▶ _Exercise requirements_
Repeat the lines that follow, leaving nothing out.

▶ _Records to use_

+-------+

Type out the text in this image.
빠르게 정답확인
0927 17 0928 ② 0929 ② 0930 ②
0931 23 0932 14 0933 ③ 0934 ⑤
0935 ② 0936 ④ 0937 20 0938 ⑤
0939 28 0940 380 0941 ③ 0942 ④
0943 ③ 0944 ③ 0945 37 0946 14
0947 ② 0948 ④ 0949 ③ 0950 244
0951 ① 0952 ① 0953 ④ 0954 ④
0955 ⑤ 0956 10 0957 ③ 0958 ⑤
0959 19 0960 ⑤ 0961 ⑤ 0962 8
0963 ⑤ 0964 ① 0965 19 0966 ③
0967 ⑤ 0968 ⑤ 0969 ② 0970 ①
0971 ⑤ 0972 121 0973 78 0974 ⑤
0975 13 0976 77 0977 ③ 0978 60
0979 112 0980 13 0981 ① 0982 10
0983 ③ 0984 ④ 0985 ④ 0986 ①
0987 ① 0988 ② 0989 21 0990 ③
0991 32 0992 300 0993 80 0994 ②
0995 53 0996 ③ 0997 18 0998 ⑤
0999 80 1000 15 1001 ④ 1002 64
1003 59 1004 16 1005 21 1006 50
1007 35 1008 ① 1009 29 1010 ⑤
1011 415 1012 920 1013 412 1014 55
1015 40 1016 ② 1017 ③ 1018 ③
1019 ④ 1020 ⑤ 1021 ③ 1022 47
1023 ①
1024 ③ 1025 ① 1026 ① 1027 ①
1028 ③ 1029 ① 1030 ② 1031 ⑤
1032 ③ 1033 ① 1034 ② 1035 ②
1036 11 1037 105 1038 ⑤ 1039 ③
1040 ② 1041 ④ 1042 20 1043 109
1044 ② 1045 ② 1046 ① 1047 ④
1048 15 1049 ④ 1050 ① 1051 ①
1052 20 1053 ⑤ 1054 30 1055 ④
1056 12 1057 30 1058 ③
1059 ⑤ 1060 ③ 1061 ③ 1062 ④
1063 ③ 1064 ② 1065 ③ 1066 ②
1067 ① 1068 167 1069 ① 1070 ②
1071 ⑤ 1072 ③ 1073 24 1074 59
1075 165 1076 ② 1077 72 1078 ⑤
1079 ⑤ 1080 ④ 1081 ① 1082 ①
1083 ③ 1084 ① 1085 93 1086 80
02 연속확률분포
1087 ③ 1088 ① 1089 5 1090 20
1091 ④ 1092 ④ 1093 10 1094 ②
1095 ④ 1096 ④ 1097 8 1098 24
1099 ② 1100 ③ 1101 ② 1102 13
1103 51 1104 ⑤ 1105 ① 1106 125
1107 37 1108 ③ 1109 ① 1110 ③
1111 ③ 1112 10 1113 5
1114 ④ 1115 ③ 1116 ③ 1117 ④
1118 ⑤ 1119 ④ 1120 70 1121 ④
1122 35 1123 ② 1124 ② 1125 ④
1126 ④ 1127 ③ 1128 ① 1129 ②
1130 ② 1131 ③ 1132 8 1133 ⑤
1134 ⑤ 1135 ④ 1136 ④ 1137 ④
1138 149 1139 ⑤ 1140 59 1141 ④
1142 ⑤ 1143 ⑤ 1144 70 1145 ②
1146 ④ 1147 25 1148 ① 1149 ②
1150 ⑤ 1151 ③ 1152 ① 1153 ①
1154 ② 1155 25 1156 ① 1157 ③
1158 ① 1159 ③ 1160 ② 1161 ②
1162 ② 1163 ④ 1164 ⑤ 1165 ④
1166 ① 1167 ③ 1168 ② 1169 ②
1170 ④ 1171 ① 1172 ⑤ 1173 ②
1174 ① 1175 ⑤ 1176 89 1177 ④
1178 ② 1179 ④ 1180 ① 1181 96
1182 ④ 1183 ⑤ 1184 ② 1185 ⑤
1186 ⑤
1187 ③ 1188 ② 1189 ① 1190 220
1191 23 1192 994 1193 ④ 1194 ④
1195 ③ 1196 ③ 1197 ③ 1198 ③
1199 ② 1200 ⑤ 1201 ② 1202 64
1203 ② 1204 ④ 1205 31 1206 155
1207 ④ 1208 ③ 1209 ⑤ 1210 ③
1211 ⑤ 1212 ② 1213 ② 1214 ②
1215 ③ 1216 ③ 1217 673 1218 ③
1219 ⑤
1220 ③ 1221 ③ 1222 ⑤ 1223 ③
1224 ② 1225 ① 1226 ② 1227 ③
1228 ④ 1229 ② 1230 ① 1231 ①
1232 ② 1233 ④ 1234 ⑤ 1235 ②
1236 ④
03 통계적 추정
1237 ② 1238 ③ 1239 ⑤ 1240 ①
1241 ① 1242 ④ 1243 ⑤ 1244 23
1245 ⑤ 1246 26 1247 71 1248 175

+-------+

▶ _Output of the exercise_
Type out the text in this image.
빠르게 정답확인
0927 17 0928 ② 0929 ② 0930 ②
0931 23 0932 14 0933 ③ 0934 ⑤
0935 ② 0936 ④ 0937 20 0938 ⑤
0939 28 0940 380 0941 ③ 0942 ④
0943 ③ 0944 ③ 0945 37 0946 14
0947 ② 0948 ④ 0949 ③ 0950 244
0951 ① 0952 ① 0953 ④ 0954 ④
0955 ⑤ 0956 10 0957 ③ 0958 ⑤
0959 19 0960 ⑤ 0961 ⑤ 0962 8
0963 ⑤ 0964 ① 0965 19 0966 ③
0967 ⑤ 0968 ⑤ 0969 ② 0970 ①
0971 ⑤ 0972 121 0973 78 0974 ⑤
0975 13 0976 77 0977 ③ 0978 60
0979 112 0980 13 0981 ① 0982 10
0983 ③ 0984 ④ 0985 ④ 0986 ①
0987 ① 0988 ② 0989 21 0990 ③
0991 32 0992 300 0993 80 0994 ②
0995 53 0996 ③ 0997 18 0998 ⑤
0999 80 1000 15 1001 ④ 1002 64
1003 59 1004 16 1005 21 1006 50
1007 35 1008 ① 1009 29 1010 ⑤
1011 415 1012 920 1013 412 1014 55
1015 40 1016 ② 1017 ③ 1018 ③
1019 ④ 1020 ⑤ 1021 ③ 1022 47
1023 ①
1024 ③ 1025 ① 1026 ① 1027 ①
1028 ③ 1029 ① 1030 ② 1031 ⑤
1032 ③ 1033 ① 1034 ② 1035 ②
1036 11 1037 105 1038 ⑤ 1039 ③
1040 ② 1041 ④ 1042 20 1043 109
1044 ② 1045 ② 1046 ① 1047 ④
1048 15 1049 ④ 1050 ① 1051 ①
1052 20 1053 ⑤ 1054 30 1055 ④
1056 12 1057 30 1058 ③
1059 ⑤ 1060 ③ 1061 ③ 1062 ④
1063 ③ 1064 ② 1065 ③ 1066 ②
1067 ① 1068 167 1069 ① 1070 ②
1071 ⑤ 1072 ③ 1073 24 1074 59
1075 165 1076 ② 1077 72 1078 ⑤
1079 ⑤ 1080 ④ 1081 ① 1082 ①
1083 ③ 1084 ① 1085 93 1086 80
02 연속확률분포
1087 ③ 1088 ① 1089 5 1090 20
1091 ④ 1092 ④ 1093 10 1094 ②
1095 ④ 1096 ④ 1097 8 1098 24
1099 ② 1100 ③ 1101 ② 1102 13
1103 51 1104 ⑤ 1105 ① 1106 125
1107 37 1108 ③ 1109 ① 1110 ③
1111 ③ 1112 10 1113 5
1114 ④ 1115 ③ 1116 ③ 1117 ④
1118 ⑤ 1119 ④ 1120 70 1121 ④
1122 35 1123 ② 1124 ② 1125 ④
1126 ④ 1127 ③ 1128 ① 1129 ②
1130 ② 1131 ③ 1132 8 1133 ⑤
1134 ⑤ 1135 ④ 1136 ④ 1137 ④
1138 149 1139 ⑤ 1140 59 1141 ④
1142 ⑤ 1143 ⑤ 1144 70 1145 ②
1146 ④ 1147 25 1148 ① 1149 ②
1150 ⑤ 1151 ③ 1152 ① 1153 ①
1154 ② 1155 25 1156 ① 1157 ③
1158 ① 1159 ③ 1160 ② 1161 ②
1162 ② 1163 ④ 1164 ⑤ 1165 ④
1166 ① 1167 ③ 1168 ② 1169 ②
1170 ④ 1171 ① 1172 ⑤ 1173 ②
1174 ① 1175 ⑤ 1176 89 1177 ④
1178 ② 1179 ④ 1180 ① 1181 96
1182 ④ 1183 ⑤ 1184 ② 1185 ⑤
1186 ⑤
1187 ③ 1188 ② 1189 ① 1190 220
1191 23 1192 994 1193 ④ 1194 ④
1195 ③ 1196 ③ 1197 ③ 1198 ③
1199 ② 1200 ⑤ 1201 ② 1202 64
1203 ② 1204 ④ 1205 31 1206 155
1207 ④ 1208 ③ 1209 ⑤ 1210 ③
1211 ⑤ 1212 ② 1213 ② 1214 ②
1215 ③ 1216 ③ 1217 673 1218 ③
1219 ⑤
1220 ③ 1221 ③ 1222 ⑤ 1223 ③
1224 ② 1225 ① 1226 ② 1227 ③
1228 ④ 1229 ② 1230 ① 1231 ①
1232 ② 1233 ④ 1234 ⑤ 1235 ②
1236 ④
03 통계적 추정
1237 ② 1238 ③ 1239 ⑤ 1240 ①
1241 ① 1242 ④ 1243 ⑤ 1244 23
1245 ⑤ 1246 26 1247 71 1248 175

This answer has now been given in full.